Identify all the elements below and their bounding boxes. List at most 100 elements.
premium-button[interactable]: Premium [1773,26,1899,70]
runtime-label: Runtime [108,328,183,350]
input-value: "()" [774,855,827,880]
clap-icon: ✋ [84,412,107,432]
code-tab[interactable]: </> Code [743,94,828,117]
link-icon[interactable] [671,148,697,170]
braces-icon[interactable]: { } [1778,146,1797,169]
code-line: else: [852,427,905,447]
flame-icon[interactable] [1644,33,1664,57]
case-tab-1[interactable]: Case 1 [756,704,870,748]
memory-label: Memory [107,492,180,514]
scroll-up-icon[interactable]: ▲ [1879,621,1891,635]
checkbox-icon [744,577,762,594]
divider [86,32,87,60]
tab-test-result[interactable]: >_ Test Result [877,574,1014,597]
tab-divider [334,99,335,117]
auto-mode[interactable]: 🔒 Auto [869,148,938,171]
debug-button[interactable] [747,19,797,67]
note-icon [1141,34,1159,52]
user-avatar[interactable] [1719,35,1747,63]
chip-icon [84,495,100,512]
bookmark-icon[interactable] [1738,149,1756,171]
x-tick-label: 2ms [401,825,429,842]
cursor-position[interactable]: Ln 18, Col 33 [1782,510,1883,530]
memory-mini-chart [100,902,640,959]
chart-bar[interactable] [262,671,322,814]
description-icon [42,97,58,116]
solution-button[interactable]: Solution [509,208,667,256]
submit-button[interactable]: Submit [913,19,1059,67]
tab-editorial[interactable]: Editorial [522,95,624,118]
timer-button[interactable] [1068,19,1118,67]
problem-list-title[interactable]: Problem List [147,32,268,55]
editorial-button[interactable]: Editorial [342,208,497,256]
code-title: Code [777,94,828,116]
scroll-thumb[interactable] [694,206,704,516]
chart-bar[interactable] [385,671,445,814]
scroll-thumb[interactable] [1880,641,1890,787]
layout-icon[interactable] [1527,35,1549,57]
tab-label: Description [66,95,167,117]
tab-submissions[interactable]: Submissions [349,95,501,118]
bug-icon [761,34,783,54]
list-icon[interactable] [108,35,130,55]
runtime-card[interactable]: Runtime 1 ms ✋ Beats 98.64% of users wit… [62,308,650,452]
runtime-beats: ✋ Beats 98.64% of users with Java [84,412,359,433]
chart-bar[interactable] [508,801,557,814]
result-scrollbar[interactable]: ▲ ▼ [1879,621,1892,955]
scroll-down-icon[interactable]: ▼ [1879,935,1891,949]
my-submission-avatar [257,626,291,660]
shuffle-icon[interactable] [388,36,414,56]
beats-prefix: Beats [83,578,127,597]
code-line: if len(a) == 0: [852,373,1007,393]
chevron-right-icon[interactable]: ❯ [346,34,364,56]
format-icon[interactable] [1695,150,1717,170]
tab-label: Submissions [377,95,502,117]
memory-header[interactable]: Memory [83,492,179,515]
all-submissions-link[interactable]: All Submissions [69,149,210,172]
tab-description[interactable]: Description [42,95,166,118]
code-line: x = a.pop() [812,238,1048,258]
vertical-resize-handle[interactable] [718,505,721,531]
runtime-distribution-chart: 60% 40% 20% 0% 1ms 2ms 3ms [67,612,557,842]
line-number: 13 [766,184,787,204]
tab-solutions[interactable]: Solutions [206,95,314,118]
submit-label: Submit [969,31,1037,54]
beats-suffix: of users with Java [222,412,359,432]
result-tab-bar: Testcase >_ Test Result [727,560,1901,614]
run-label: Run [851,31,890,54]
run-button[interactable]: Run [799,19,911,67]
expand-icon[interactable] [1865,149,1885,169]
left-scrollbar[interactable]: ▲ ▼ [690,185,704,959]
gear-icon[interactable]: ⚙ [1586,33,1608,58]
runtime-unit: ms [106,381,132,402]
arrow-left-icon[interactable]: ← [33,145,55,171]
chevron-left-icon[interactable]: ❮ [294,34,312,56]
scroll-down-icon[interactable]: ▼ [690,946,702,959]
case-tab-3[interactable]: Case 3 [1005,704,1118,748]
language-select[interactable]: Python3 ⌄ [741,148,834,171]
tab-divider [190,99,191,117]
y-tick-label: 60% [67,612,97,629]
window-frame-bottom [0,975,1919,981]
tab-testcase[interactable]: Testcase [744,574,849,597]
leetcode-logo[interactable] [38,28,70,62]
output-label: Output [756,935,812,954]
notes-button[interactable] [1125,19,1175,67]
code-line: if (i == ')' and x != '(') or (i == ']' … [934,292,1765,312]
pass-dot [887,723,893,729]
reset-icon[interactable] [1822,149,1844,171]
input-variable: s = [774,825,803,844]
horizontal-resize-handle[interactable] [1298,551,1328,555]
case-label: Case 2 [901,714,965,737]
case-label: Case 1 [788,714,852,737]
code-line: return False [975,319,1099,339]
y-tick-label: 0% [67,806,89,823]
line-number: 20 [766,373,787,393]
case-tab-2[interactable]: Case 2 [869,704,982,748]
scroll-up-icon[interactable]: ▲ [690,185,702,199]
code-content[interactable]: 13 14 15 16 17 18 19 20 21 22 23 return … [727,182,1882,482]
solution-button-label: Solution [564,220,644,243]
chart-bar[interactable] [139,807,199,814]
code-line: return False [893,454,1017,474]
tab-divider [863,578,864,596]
════════════════
■ PROBLEM REQUIREMENTS ■
Please arrange the data above as a Markdown table with two columns, Row and Text. Number each line in order and leave out any blank lines.

■ TASK SOLUTION ■
| Row | Text |
|---|---|
| 1 | Identify all the elements below and their bounding boxes. List at most 100 elements. |
| 2 | premium-button[interactable]: Premium [1773,26,1899,70] |
| 3 | runtime-label: Runtime [108,328,183,350] |
| 4 | input-value: "()" [774,855,827,880] |
| 5 | clap-icon: ✋ [84,412,107,432] |
| 6 | code-tab[interactable]: </> Code [743,94,828,117] |
| 7 | link-icon[interactable] [671,148,697,170] |
| 8 | braces-icon[interactable]: { } [1778,146,1797,169] |
| 9 | code-line: else: [852,427,905,447] |
| 10 | flame-icon[interactable] [1644,33,1664,57] |
| 11 | case-tab-1[interactable]: Case 1 [756,704,870,748] |
| 12 | memory-label: Memory [107,492,180,514] |
| 13 | scroll-up-icon[interactable]: ▲ [1879,621,1891,635] |
| 14 | checkbox-icon [744,577,762,594] |
| 15 | divider [86,32,87,60] |
| 16 | tab-test-result[interactable]: >_ Test Result [877,574,1014,597] |
| 17 | tab-divider [334,99,335,117] |
| 18 | auto-mode[interactable]: 🔒 Auto [869,148,938,171] |
| 19 | debug-button[interactable] [747,19,797,67] |
| 20 | note-icon [1141,34,1159,52] |
| 21 | user-avatar[interactable] [1719,35,1747,63] |
| 22 | chip-icon [84,495,100,512] |
| 23 | bookmark-icon[interactable] [1738,149,1756,171] |
| 24 | x-tick-label: 2ms [401,825,429,842] |
| 25 | cursor-position[interactable]: Ln 18, Col 33 [1782,510,1883,530] |
| 26 | memory-mini-chart [100,902,640,959] |
| 27 | chart-bar[interactable] [262,671,322,814] |
| 28 | description-icon [42,97,58,116] |
| 29 | solution-button[interactable]: Solution [509,208,667,256] |
| 30 | submit-button[interactable]: Submit [913,19,1059,67] |
| 31 | tab-editorial[interactable]: Editorial [522,95,624,118] |
| 32 | timer-button[interactable] [1068,19,1118,67] |
| 33 | problem-list-title[interactable]: Problem List [147,32,268,55] |
| 34 | editorial-button[interactable]: Editorial [342,208,497,256] |
| 35 | code-title: Code [777,94,828,116] |
| 36 | scroll-thumb[interactable] [694,206,704,516] |
| 37 | chart-bar[interactable] [385,671,445,814] |
| 38 | scroll-thumb[interactable] [1880,641,1890,787] |
| 39 | layout-icon[interactable] [1527,35,1549,57] |
| 40 | tab-label: Description [66,95,167,117] |
| 41 | tab-submissions[interactable]: Submissions [349,95,501,118] |
| 42 | bug-icon [761,34,783,54] |
| 43 | list-icon[interactable] [108,35,130,55] |
| 44 | runtime-card[interactable]: Runtime 1 ms ✋ Beats 98.64% of users wit… [62,308,650,452] |
| 45 | runtime-beats: ✋ Beats 98.64% of users with Java [84,412,359,433] |
| 46 | chart-bar[interactable] [508,801,557,814] |
| 47 | result-scrollbar[interactable]: ▲ ▼ [1879,621,1892,955] |
| 48 | scroll-down-icon[interactable]: ▼ [1879,935,1891,949] |
| 49 | my-submission-avatar [257,626,291,660] |
| 50 | shuffle-icon[interactable] [388,36,414,56] |
| 51 | beats-prefix: Beats [83,578,127,597] |
| 52 | code-line: if len(a) == 0: [852,373,1007,393] |
| 53 | chevron-right-icon[interactable]: ❯ [346,34,364,56] |
| 54 | format-icon[interactable] [1695,150,1717,170] |
| 55 | tab-label: Submissions [377,95,502,117] |
| 56 | memory-header[interactable]: Memory [83,492,179,515] |
| 57 | all-submissions-link[interactable]: All Submissions [69,149,210,172] |
| 58 | tab-description[interactable]: Description [42,95,166,118] |
| 59 | code-line: x = a.pop() [812,238,1048,258] |
| 60 | vertical-resize-handle[interactable] [718,505,721,531] |
| 61 | runtime-distribution-chart: 60% 40% 20% 0% 1ms 2ms 3ms [67,612,557,842] |
| 62 | line-number: 13 [766,184,787,204] |
| 63 | tab-solutions[interactable]: Solutions [206,95,314,118] |
| 64 | submit-label: Submit [969,31,1037,54] |
| 65 | beats-suffix: of users with Java [222,412,359,432] |
| 66 | result-tab-bar: Testcase >_ Test Result [727,560,1901,614] |
| 67 | run-label: Run [851,31,890,54] |
| 68 | run-button[interactable]: Run [799,19,911,67] |
| 69 | expand-icon[interactable] [1865,149,1885,169] |
| 70 | left-scrollbar[interactable]: ▲ ▼ [690,185,704,959] |
| 71 | gear-icon[interactable]: ⚙ [1586,33,1608,58] |
| 72 | runtime-unit: ms [106,381,132,402] |
| 73 | arrow-left-icon[interactable]: ← [33,145,55,171] |
| 74 | chevron-left-icon[interactable]: ❮ [294,34,312,56] |
| 75 | scroll-down-icon[interactable]: ▼ [690,946,702,959] |
| 76 | case-tab-3[interactable]: Case 3 [1005,704,1118,748] |
| 77 | language-select[interactable]: Python3 ⌄ [741,148,834,171] |
| 78 | tab-divider [190,99,191,117] |
| 79 | y-tick-label: 60% [67,612,97,629] |
| 80 | window-frame-bottom [0,975,1919,981] |
| 81 | tab-testcase[interactable]: Testcase [744,574,849,597] |
| 82 | leetcode-logo[interactable] [38,28,70,62] |
| 83 | output-label: Output [756,935,812,954] |
| 84 | notes-button[interactable] [1125,19,1175,67] |
| 85 | code-line: if (i == ')' and x != '(') or (i == ']' … [934,292,1765,312] |
| 86 | pass-dot [887,723,893,729] |
| 87 | reset-icon[interactable] [1822,149,1844,171] |
| 88 | input-variable: s = [774,825,803,844] |
| 89 | horizontal-resize-handle[interactable] [1298,551,1328,555] |
| 90 | case-label: Case 2 [901,714,965,737] |
| 91 | case-label: Case 1 [788,714,852,737] |
| 92 | code-line: return False [975,319,1099,339] |
| 93 | y-tick-label: 0% [67,806,89,823] |
| 94 | line-number: 20 [766,373,787,393] |
| 95 | case-tab-2[interactable]: Case 2 [869,704,982,748] |
| 96 | scroll-up-icon[interactable]: ▲ [690,185,702,199] |
| 97 | code-content[interactable]: 13 14 15 16 17 18 19 20 21 22 23 return … [727,182,1882,482] |
| 98 | solution-button-label: Solution [564,220,644,243] |
| 99 | chart-bar[interactable] [139,807,199,814] |
| 100 | code-line: return False [893,454,1017,474] |
| 101 | tab-divider [863,578,864,596] |